+++ Supplied material +++
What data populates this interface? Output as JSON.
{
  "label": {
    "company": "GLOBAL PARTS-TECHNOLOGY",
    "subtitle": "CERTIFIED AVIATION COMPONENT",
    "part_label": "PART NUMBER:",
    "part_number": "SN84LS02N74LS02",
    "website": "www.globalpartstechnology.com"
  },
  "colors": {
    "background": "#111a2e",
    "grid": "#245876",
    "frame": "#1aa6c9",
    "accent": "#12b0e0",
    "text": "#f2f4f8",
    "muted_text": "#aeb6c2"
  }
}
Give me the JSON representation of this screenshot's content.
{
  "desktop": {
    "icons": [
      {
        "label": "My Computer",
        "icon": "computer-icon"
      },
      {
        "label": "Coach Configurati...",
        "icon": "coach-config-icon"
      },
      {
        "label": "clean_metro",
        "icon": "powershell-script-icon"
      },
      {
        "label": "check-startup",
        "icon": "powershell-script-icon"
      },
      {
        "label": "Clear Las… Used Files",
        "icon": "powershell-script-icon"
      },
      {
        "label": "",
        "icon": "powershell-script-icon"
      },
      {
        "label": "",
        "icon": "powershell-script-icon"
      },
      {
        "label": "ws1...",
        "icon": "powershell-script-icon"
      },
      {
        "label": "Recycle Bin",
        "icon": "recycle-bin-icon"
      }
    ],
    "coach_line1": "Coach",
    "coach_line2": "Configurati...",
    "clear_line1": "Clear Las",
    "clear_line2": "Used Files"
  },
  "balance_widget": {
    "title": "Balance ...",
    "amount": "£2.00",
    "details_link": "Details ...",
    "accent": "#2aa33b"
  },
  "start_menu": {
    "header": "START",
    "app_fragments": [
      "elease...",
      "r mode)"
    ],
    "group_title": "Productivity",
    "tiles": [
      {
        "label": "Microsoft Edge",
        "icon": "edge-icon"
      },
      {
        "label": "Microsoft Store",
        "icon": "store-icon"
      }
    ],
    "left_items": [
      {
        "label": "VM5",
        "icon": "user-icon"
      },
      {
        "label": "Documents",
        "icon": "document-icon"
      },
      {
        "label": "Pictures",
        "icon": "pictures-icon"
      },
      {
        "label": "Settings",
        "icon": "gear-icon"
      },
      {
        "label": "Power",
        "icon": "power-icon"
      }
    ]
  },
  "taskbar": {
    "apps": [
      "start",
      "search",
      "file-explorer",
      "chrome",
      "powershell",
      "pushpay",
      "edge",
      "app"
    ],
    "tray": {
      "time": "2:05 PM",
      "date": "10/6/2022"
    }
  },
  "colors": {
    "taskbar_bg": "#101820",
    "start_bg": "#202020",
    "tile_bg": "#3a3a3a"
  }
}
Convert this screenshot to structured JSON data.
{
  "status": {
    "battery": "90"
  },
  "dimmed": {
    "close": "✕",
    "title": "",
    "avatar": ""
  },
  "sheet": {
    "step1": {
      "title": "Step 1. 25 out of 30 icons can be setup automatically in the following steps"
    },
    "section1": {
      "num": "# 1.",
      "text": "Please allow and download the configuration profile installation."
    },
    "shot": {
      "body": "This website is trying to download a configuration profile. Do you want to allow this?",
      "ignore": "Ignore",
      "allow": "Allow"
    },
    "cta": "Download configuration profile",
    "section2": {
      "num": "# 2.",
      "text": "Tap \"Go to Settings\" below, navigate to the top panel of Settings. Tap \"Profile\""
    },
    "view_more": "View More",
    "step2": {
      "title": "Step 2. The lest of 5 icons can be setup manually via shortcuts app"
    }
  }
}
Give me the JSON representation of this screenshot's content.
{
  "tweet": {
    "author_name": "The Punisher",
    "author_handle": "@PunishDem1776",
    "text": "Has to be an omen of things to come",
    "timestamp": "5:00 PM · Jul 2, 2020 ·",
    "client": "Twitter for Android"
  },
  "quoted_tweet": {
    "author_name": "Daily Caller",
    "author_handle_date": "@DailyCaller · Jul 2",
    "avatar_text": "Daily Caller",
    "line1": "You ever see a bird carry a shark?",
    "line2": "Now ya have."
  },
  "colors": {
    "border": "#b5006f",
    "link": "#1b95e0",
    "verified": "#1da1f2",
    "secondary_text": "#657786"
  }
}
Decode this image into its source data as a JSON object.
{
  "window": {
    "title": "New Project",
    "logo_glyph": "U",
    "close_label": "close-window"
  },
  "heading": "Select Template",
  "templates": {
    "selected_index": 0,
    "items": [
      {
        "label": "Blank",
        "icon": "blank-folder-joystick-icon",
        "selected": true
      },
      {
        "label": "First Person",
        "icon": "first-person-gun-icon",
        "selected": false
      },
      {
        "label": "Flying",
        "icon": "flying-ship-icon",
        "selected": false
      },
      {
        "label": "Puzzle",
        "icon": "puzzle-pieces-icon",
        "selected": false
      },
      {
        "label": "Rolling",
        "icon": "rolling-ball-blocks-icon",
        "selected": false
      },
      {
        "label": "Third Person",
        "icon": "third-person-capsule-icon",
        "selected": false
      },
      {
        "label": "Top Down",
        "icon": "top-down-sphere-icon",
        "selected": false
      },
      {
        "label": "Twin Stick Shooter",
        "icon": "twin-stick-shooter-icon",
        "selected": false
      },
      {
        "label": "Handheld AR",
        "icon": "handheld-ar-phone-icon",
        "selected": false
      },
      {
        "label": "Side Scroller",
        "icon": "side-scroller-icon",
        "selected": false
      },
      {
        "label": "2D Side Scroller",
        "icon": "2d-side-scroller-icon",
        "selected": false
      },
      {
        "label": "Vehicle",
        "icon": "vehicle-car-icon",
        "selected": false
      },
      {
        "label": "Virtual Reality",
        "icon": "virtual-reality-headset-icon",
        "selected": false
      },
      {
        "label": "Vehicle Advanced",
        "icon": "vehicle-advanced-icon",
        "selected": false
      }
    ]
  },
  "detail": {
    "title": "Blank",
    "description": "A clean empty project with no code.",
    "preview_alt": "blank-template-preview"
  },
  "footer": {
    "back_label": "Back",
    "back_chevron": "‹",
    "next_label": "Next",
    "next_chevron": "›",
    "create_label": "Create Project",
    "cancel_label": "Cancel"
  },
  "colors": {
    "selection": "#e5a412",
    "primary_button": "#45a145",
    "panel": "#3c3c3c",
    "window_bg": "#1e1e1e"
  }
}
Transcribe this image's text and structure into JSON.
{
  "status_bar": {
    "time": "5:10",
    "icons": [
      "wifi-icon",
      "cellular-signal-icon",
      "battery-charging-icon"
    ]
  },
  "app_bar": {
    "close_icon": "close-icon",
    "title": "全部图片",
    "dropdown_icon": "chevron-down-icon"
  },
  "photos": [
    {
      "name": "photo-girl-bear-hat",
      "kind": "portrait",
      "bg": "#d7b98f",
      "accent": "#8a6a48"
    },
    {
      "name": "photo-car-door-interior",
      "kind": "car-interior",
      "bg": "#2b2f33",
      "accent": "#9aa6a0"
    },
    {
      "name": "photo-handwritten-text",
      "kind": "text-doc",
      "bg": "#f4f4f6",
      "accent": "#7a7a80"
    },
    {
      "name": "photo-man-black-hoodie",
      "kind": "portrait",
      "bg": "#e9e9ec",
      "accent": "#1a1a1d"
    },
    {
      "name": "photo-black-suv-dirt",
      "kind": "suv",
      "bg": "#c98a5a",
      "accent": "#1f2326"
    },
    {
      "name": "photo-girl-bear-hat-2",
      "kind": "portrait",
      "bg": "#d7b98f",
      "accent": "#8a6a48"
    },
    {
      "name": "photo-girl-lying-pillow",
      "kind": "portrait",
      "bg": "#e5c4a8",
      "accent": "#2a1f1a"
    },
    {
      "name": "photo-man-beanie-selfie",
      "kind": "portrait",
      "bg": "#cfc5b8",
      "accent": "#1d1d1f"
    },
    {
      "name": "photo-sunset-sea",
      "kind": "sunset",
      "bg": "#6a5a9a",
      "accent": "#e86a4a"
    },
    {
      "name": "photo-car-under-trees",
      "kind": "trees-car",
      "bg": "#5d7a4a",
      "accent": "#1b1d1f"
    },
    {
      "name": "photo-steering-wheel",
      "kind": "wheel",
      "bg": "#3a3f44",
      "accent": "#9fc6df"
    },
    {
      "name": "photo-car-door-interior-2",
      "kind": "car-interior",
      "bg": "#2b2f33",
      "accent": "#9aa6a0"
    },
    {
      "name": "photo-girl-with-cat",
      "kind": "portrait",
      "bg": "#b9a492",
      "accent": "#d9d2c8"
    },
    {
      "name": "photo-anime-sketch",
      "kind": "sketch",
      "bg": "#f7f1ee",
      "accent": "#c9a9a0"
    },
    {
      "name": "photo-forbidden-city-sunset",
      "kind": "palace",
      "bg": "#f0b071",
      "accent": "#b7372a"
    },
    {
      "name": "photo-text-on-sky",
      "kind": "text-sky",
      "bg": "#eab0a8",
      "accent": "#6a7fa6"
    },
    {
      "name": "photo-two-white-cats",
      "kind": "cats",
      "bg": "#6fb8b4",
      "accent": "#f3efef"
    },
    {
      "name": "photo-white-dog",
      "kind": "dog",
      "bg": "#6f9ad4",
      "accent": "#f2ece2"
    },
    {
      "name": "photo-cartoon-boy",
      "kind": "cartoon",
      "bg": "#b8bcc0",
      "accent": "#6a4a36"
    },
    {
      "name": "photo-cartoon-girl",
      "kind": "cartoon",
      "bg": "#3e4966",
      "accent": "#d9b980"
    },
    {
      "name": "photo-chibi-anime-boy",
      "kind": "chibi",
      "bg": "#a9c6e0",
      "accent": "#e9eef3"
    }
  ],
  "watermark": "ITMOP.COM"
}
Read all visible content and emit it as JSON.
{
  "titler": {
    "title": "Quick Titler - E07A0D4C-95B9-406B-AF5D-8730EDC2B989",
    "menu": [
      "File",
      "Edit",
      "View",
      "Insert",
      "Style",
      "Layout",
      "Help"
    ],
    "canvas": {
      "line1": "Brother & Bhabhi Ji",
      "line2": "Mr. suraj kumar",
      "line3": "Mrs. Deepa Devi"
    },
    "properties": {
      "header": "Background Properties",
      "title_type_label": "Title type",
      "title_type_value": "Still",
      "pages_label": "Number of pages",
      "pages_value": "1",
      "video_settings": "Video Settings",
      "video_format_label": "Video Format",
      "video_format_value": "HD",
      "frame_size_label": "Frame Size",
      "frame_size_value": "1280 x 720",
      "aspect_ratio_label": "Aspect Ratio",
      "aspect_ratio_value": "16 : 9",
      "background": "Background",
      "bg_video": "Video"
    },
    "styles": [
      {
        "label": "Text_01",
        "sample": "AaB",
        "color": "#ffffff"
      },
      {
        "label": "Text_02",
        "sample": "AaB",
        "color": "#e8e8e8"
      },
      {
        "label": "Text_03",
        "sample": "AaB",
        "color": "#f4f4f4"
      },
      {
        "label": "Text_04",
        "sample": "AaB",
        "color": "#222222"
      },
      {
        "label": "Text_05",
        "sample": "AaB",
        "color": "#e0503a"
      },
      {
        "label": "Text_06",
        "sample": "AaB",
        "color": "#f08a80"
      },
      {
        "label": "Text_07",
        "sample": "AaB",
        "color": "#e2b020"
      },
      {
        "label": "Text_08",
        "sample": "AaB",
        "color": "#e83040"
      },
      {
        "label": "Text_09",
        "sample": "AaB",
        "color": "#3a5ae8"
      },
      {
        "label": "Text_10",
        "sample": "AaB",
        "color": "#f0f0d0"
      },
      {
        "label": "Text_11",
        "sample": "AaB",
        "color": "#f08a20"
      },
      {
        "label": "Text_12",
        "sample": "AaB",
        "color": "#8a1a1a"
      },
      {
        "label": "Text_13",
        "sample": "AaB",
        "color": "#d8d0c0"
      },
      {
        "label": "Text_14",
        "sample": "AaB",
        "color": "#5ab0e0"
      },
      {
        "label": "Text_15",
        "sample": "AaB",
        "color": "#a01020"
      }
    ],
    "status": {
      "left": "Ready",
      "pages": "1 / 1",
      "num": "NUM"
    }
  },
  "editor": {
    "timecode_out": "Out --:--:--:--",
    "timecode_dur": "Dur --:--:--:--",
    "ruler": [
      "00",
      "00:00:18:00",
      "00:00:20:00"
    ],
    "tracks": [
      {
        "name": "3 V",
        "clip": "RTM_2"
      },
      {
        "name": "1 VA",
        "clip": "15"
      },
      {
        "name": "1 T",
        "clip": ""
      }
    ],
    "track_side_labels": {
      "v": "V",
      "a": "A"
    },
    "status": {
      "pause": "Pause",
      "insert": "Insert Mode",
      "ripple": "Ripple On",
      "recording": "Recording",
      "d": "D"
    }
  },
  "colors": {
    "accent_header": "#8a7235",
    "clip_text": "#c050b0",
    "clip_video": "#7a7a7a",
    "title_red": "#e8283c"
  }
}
+++
**What you should do:** Tell how many lines hold the string "door", giving the number and nothing else.

**Task response:** 2